┌──
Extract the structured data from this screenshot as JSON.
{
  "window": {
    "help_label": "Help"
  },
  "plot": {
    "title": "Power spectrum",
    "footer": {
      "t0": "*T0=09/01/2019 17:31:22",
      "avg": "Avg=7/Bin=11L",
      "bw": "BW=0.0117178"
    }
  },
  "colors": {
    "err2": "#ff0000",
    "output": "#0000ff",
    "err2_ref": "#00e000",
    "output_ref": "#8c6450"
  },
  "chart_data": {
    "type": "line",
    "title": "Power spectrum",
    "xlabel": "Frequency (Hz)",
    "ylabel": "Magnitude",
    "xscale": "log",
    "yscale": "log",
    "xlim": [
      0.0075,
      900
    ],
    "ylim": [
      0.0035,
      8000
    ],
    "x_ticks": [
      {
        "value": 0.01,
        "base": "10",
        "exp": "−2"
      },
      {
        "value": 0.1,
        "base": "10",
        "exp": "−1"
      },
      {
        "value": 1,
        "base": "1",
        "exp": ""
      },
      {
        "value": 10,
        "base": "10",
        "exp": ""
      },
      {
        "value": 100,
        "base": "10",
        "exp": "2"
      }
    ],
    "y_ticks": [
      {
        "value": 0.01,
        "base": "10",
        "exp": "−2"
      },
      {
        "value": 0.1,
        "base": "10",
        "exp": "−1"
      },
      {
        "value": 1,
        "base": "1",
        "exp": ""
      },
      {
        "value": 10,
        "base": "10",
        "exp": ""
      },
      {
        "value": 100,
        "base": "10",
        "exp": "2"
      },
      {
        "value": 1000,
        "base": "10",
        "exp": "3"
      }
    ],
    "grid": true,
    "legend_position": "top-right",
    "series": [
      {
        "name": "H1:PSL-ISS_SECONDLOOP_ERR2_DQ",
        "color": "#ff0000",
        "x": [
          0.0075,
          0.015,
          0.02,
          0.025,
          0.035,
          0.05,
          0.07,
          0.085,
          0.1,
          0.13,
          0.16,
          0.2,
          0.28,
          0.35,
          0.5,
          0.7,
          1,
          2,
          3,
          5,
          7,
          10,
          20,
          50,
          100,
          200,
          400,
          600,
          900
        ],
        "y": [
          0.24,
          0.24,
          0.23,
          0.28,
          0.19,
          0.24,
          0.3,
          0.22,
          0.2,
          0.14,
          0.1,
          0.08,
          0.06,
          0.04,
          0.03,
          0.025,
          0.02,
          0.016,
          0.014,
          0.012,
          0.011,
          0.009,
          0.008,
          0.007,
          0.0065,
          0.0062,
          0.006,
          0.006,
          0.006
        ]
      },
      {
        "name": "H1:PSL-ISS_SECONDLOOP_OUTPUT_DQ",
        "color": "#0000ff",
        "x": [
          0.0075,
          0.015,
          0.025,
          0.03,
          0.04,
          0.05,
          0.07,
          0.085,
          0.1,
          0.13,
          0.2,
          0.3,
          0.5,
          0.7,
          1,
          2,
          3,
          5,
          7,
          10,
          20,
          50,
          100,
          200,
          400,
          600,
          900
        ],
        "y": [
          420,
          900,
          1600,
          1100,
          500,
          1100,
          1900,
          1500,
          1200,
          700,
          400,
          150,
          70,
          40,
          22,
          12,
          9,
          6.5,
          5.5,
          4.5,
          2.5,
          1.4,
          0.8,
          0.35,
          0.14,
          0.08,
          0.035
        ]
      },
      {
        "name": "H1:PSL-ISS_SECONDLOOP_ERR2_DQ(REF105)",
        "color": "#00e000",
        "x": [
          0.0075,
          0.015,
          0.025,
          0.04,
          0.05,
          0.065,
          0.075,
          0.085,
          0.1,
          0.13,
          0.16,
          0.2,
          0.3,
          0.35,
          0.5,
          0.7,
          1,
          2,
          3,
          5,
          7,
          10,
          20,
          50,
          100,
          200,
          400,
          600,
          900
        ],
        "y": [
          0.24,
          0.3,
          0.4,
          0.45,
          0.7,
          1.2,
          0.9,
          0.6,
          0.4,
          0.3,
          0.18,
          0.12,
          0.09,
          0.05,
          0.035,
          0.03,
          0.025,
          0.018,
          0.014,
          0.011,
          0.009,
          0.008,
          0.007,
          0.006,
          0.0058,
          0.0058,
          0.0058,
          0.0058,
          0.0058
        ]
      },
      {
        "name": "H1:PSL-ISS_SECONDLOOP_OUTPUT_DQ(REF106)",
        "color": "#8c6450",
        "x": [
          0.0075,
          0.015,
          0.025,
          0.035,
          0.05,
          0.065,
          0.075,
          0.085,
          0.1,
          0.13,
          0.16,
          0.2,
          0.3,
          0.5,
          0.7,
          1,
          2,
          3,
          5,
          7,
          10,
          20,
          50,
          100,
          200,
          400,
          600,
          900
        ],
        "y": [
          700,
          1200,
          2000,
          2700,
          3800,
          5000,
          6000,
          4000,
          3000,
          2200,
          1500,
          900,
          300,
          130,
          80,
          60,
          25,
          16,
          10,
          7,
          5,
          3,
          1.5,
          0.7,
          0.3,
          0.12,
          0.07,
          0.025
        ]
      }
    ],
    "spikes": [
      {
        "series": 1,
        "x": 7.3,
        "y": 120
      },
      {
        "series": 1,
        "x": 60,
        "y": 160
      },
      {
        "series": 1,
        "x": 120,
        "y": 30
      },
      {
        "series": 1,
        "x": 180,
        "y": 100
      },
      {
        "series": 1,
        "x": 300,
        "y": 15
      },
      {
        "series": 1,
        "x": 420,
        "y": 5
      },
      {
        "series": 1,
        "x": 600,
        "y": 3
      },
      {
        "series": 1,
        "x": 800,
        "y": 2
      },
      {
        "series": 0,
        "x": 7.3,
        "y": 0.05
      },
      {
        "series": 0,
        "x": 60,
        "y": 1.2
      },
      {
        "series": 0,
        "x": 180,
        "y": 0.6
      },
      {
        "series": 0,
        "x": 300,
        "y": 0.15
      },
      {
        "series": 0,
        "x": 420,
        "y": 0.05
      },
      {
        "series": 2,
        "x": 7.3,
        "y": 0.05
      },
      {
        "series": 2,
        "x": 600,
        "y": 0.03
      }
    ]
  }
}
└──
┌──
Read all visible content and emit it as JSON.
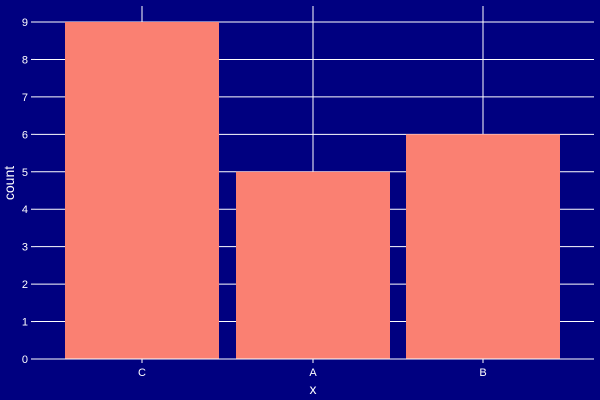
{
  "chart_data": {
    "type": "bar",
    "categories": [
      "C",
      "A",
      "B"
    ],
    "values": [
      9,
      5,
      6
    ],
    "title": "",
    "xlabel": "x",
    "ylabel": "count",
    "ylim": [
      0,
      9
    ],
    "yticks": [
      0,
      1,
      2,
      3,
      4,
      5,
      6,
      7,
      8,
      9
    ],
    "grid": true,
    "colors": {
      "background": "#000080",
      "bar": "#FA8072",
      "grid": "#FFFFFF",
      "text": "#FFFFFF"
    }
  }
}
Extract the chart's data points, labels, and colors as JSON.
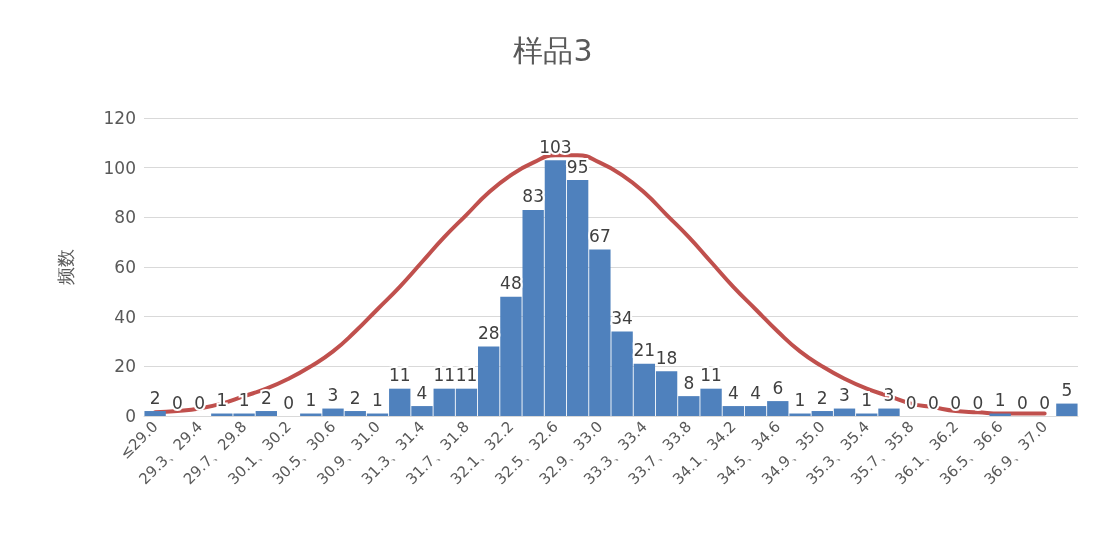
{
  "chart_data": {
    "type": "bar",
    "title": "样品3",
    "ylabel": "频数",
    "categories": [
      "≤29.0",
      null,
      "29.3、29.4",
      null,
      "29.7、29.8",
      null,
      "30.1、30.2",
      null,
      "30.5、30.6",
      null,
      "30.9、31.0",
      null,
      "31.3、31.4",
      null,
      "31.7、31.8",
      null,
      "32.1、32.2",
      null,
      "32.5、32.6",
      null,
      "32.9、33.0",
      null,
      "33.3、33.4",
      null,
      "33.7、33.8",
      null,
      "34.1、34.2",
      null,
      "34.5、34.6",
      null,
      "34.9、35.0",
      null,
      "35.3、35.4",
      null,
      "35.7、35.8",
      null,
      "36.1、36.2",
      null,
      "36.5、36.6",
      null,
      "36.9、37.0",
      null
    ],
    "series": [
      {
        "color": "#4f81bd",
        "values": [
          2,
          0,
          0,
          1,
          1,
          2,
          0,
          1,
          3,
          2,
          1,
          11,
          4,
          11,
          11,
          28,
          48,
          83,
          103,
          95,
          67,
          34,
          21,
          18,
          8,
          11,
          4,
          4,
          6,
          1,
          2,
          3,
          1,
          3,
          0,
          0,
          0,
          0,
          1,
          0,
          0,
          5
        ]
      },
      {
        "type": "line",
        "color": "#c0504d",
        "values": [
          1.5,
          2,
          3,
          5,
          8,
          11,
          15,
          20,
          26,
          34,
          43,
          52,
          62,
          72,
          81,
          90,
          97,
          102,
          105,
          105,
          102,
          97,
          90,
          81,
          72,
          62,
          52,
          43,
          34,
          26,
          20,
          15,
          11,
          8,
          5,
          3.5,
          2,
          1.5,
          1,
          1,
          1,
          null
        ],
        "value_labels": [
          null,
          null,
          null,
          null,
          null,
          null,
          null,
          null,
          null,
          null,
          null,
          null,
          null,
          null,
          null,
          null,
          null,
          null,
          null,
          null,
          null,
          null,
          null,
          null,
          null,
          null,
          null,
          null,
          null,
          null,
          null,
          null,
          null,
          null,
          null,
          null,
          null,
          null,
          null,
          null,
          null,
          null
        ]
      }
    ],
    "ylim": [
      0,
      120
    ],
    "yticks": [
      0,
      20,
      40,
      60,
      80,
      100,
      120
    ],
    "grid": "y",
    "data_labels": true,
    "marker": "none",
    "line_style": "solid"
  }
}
└──
┌──
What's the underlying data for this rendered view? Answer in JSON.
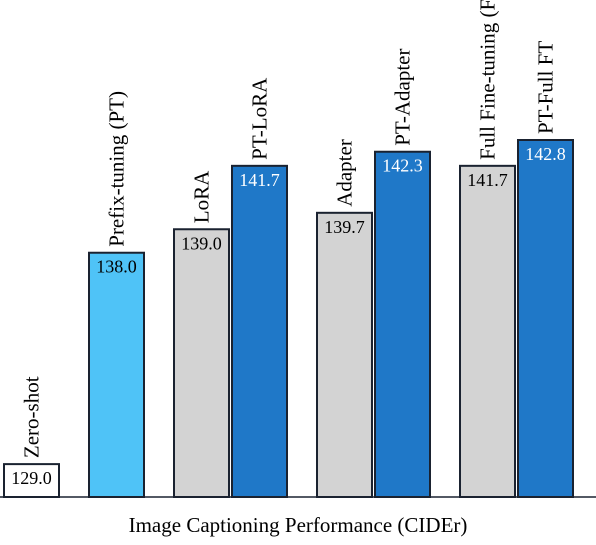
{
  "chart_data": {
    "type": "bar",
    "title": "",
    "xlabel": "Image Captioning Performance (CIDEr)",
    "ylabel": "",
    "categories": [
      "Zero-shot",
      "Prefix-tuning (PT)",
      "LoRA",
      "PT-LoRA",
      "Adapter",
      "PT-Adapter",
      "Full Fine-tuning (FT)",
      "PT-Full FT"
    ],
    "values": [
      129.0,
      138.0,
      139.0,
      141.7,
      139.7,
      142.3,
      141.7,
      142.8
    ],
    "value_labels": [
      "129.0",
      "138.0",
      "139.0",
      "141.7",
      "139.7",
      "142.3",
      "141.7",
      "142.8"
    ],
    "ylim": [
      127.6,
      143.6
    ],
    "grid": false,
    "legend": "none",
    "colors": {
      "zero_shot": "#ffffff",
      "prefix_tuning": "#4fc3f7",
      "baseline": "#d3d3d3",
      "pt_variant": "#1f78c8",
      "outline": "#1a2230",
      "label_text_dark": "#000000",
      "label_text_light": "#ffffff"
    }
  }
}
└──
:: Given request ::
Tally the lines of the listing in which the word "name" occurs, and state the total alone.

:: Task response ::
4